What you should do: Give every line again exactly as it appears, please, but not the pictures.

Extracted information:
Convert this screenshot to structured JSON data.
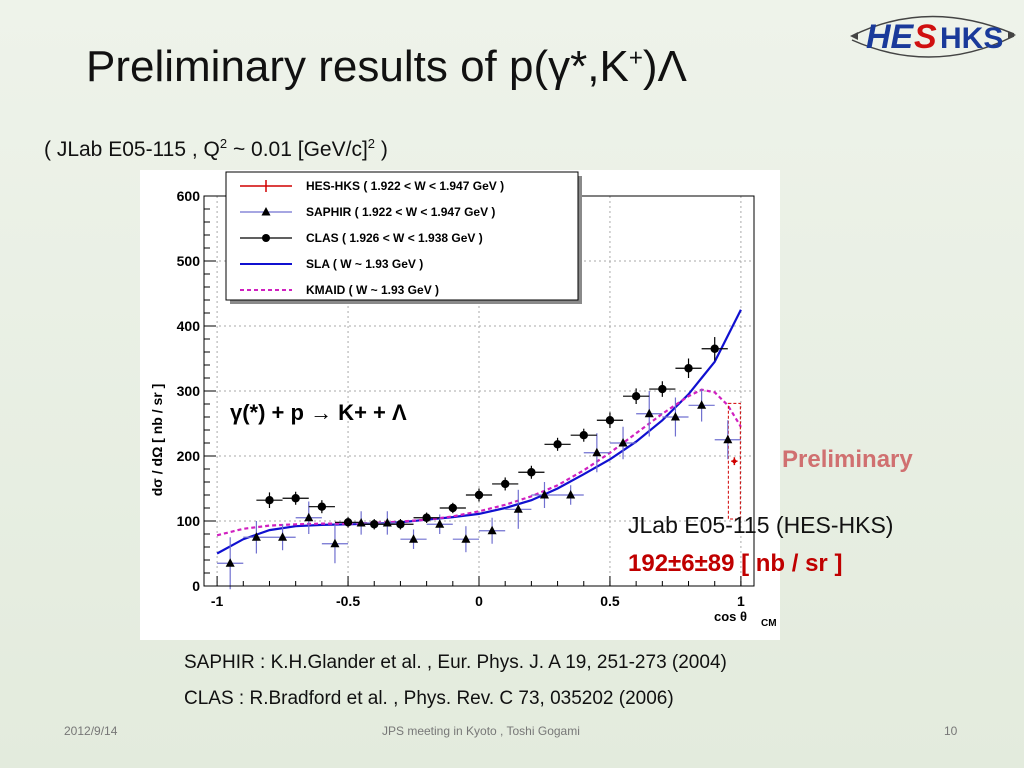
{
  "slide": {
    "title_main": "Preliminary results of p(γ*,K",
    "title_sup": "+",
    "title_end": ")Λ",
    "subtitle_a": "( JLab E05-115 , Q",
    "subtitle_sup1": "2",
    "subtitle_b": " ~ 0.01 [GeV/c]",
    "subtitle_sup2": "2",
    "subtitle_c": " )",
    "logo_text_he": "HE",
    "logo_text_s": "S",
    "logo_text_hks": "HKS",
    "preliminary_label": "Preliminary",
    "result_label": "JLab E05-115 (HES-HKS)",
    "result_value": "192±6±89 [ nb / sr ]",
    "ref_saphir": "SAPHIR :  K.H.Glander et al. , Eur. Phys. J. A 19, 251-273 (2004)",
    "ref_clas": "CLAS : R.Bradford et al. , Phys. Rev. C 73, 035202 (2006)",
    "footer_date": "2012/9/14",
    "footer_center": "JPS meeting in Kyoto , Toshi Gogami",
    "footer_page": "10"
  },
  "colors": {
    "hes": "#d00000",
    "saphir": "#3a3acc",
    "clas": "#000000",
    "sla": "#1010d0",
    "kmaid": "#d020c0",
    "errbar": "#7070d0",
    "logo_blue": "#1a3a9a",
    "logo_red": "#d01010",
    "logo_green": "#109040"
  },
  "chart_data": {
    "type": "scatter",
    "xlim": [
      -1.05,
      1.05
    ],
    "ylim": [
      0,
      600
    ],
    "x_ticks": [
      "-1",
      "-0.5",
      "0",
      "0.5",
      "1"
    ],
    "x_tick_values": [
      -1,
      -0.5,
      0,
      0.5,
      1
    ],
    "y_ticks": [
      "0",
      "100",
      "200",
      "300",
      "400",
      "500",
      "600"
    ],
    "y_tick_values": [
      0,
      100,
      200,
      300,
      400,
      500,
      600
    ],
    "xlabel": "cos θ",
    "xlabel_sub": "CM",
    "ylabel": "dσ / dΩ  [ nb / sr ]",
    "annotation": "γ(*) + p → K+ + Λ",
    "grid": true,
    "legend_position": "top-left",
    "legend": [
      {
        "key": "hes",
        "label": "HES-HKS ( 1.922 < W < 1.947 GeV )",
        "style": "point-red"
      },
      {
        "key": "saphir",
        "label": "SAPHIR  ( 1.922 < W < 1.947 GeV )",
        "style": "triangle"
      },
      {
        "key": "clas",
        "label": "CLAS ( 1.926 < W < 1.938 GeV )",
        "style": "circle"
      },
      {
        "key": "sla",
        "label": "SLA ( W ~ 1.93 GeV )",
        "style": "line-blue"
      },
      {
        "key": "kmaid",
        "label": "KMAID ( W ~ 1.93 GeV )",
        "style": "dash-magenta"
      }
    ],
    "series": [
      {
        "name": "HES-HKS",
        "marker": "point",
        "x": [
          0.975
        ],
        "y": [
          192
        ],
        "yerr": [
          6
        ],
        "syst": [
          89
        ]
      },
      {
        "name": "SAPHIR",
        "marker": "triangle",
        "x": [
          -0.95,
          -0.85,
          -0.75,
          -0.65,
          -0.55,
          -0.45,
          -0.35,
          -0.25,
          -0.15,
          -0.05,
          0.05,
          0.15,
          0.25,
          0.35,
          0.45,
          0.55,
          0.65,
          0.75,
          0.85,
          0.95
        ],
        "y": [
          35,
          75,
          75,
          105,
          65,
          97,
          97,
          72,
          95,
          72,
          85,
          118,
          140,
          140,
          205,
          220,
          265,
          260,
          278,
          225
        ],
        "yerr": [
          40,
          25,
          20,
          25,
          30,
          18,
          18,
          15,
          15,
          20,
          20,
          30,
          20,
          15,
          30,
          25,
          35,
          30,
          25,
          30
        ]
      },
      {
        "name": "CLAS",
        "marker": "circle",
        "x": [
          -0.8,
          -0.7,
          -0.6,
          -0.5,
          -0.4,
          -0.3,
          -0.2,
          -0.1,
          0.0,
          0.1,
          0.2,
          0.3,
          0.4,
          0.5,
          0.6,
          0.7,
          0.8,
          0.9
        ],
        "y": [
          132,
          135,
          122,
          98,
          95,
          95,
          105,
          120,
          140,
          157,
          175,
          218,
          232,
          255,
          292,
          303,
          335,
          365
        ],
        "yerr": [
          12,
          10,
          10,
          8,
          8,
          8,
          8,
          8,
          10,
          10,
          10,
          10,
          10,
          12,
          12,
          12,
          15,
          18
        ]
      }
    ],
    "curves": {
      "sla": {
        "x": [
          -1,
          -0.9,
          -0.8,
          -0.7,
          -0.6,
          -0.5,
          -0.4,
          -0.3,
          -0.2,
          -0.1,
          0,
          0.1,
          0.2,
          0.3,
          0.4,
          0.5,
          0.6,
          0.7,
          0.8,
          0.85,
          0.9,
          0.95,
          1.0
        ],
        "y": [
          50,
          72,
          86,
          92,
          94,
          95,
          96,
          98,
          102,
          106,
          111,
          120,
          132,
          150,
          172,
          195,
          222,
          255,
          295,
          320,
          345,
          385,
          425
        ]
      },
      "kmaid": {
        "x": [
          -1,
          -0.9,
          -0.8,
          -0.7,
          -0.6,
          -0.5,
          -0.4,
          -0.3,
          -0.2,
          -0.1,
          0,
          0.1,
          0.2,
          0.3,
          0.4,
          0.5,
          0.6,
          0.7,
          0.8,
          0.85,
          0.9,
          0.95,
          1.0
        ],
        "y": [
          78,
          88,
          93,
          95,
          96,
          96,
          97,
          99,
          102,
          107,
          115,
          125,
          138,
          155,
          178,
          205,
          235,
          265,
          292,
          302,
          298,
          278,
          245
        ]
      }
    }
  }
}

Written answer:
Convert this screenshot to structured JSON data.
{
  "slide": {
    "title_main": "Preliminary results of p(γ*,K",
    "title_sup": "+",
    "title_end": ")Λ",
    "subtitle_a": "( JLab E05-115 , Q",
    "subtitle_sup1": "2",
    "subtitle_b": " ~ 0.01 [GeV/c]",
    "subtitle_sup2": "2",
    "subtitle_c": " )",
    "logo_text_he": "HE",
    "logo_text_s": "S",
    "logo_text_hks": "HKS",
    "preliminary_label": "Preliminary",
    "result_label": "JLab E05-115 (HES-HKS)",
    "result_value": "192±6±89 [ nb / sr ]",
    "ref_saphir": "SAPHIR :  K.H.Glander et al. , Eur. Phys. J. A 19, 251-273 (2004)",
    "ref_clas": "CLAS : R.Bradford et al. , Phys. Rev. C 73, 035202 (2006)",
    "footer_date": "2012/9/14",
    "footer_center": "JPS meeting in Kyoto , Toshi Gogami",
    "footer_page": "10"
  },
  "colors": {
    "hes": "#d00000",
    "saphir": "#3a3acc",
    "clas": "#000000",
    "sla": "#1010d0",
    "kmaid": "#d020c0",
    "errbar": "#7070d0",
    "logo_blue": "#1a3a9a",
    "logo_red": "#d01010",
    "logo_green": "#109040"
  },
  "chart_data": {
    "type": "scatter",
    "xlim": [
      -1.05,
      1.05
    ],
    "ylim": [
      0,
      600
    ],
    "x_ticks": [
      "-1",
      "-0.5",
      "0",
      "0.5",
      "1"
    ],
    "x_tick_values": [
      -1,
      -0.5,
      0,
      0.5,
      1
    ],
    "y_ticks": [
      "0",
      "100",
      "200",
      "300",
      "400",
      "500",
      "600"
    ],
    "y_tick_values": [
      0,
      100,
      200,
      300,
      400,
      500,
      600
    ],
    "xlabel": "cos θ",
    "xlabel_sub": "CM",
    "ylabel": "dσ / dΩ  [ nb / sr ]",
    "annotation": "γ(*) + p → K+ + Λ",
    "grid": true,
    "legend_position": "top-left",
    "legend": [
      {
        "key": "hes",
        "label": "HES-HKS ( 1.922 < W < 1.947 GeV )",
        "style": "point-red"
      },
      {
        "key": "saphir",
        "label": "SAPHIR  ( 1.922 < W < 1.947 GeV )",
        "style": "triangle"
      },
      {
        "key": "clas",
        "label": "CLAS ( 1.926 < W < 1.938 GeV )",
        "style": "circle"
      },
      {
        "key": "sla",
        "label": "SLA ( W ~ 1.93 GeV )",
        "style": "line-blue"
      },
      {
        "key": "kmaid",
        "label": "KMAID ( W ~ 1.93 GeV )",
        "style": "dash-magenta"
      }
    ],
    "series": [
      {
        "name": "HES-HKS",
        "marker": "point",
        "x": [
          0.975
        ],
        "y": [
          192
        ],
        "yerr": [
          6
        ],
        "syst": [
          89
        ]
      },
      {
        "name": "SAPHIR",
        "marker": "triangle",
        "x": [
          -0.95,
          -0.85,
          -0.75,
          -0.65,
          -0.55,
          -0.45,
          -0.35,
          -0.25,
          -0.15,
          -0.05,
          0.05,
          0.15,
          0.25,
          0.35,
          0.45,
          0.55,
          0.65,
          0.75,
          0.85,
          0.95
        ],
        "y": [
          35,
          75,
          75,
          105,
          65,
          97,
          97,
          72,
          95,
          72,
          85,
          118,
          140,
          140,
          205,
          220,
          265,
          260,
          278,
          225
        ],
        "yerr": [
          40,
          25,
          20,
          25,
          30,
          18,
          18,
          15,
          15,
          20,
          20,
          30,
          20,
          15,
          30,
          25,
          35,
          30,
          25,
          30
        ]
      },
      {
        "name": "CLAS",
        "marker": "circle",
        "x": [
          -0.8,
          -0.7,
          -0.6,
          -0.5,
          -0.4,
          -0.3,
          -0.2,
          -0.1,
          0.0,
          0.1,
          0.2,
          0.3,
          0.4,
          0.5,
          0.6,
          0.7,
          0.8,
          0.9
        ],
        "y": [
          132,
          135,
          122,
          98,
          95,
          95,
          105,
          120,
          140,
          157,
          175,
          218,
          232,
          255,
          292,
          303,
          335,
          365
        ],
        "yerr": [
          12,
          10,
          10,
          8,
          8,
          8,
          8,
          8,
          10,
          10,
          10,
          10,
          10,
          12,
          12,
          12,
          15,
          18
        ]
      }
    ],
    "curves": {
      "sla": {
        "x": [
          -1,
          -0.9,
          -0.8,
          -0.7,
          -0.6,
          -0.5,
          -0.4,
          -0.3,
          -0.2,
          -0.1,
          0,
          0.1,
          0.2,
          0.3,
          0.4,
          0.5,
          0.6,
          0.7,
          0.8,
          0.85,
          0.9,
          0.95,
          1.0
        ],
        "y": [
          50,
          72,
          86,
          92,
          94,
          95,
          96,
          98,
          102,
          106,
          111,
          120,
          132,
          150,
          172,
          195,
          222,
          255,
          295,
          320,
          345,
          385,
          425
        ]
      },
      "kmaid": {
        "x": [
          -1,
          -0.9,
          -0.8,
          -0.7,
          -0.6,
          -0.5,
          -0.4,
          -0.3,
          -0.2,
          -0.1,
          0,
          0.1,
          0.2,
          0.3,
          0.4,
          0.5,
          0.6,
          0.7,
          0.8,
          0.85,
          0.9,
          0.95,
          1.0
        ],
        "y": [
          78,
          88,
          93,
          95,
          96,
          96,
          97,
          99,
          102,
          107,
          115,
          125,
          138,
          155,
          178,
          205,
          235,
          265,
          292,
          302,
          298,
          278,
          245
        ]
      }
    }
  }
}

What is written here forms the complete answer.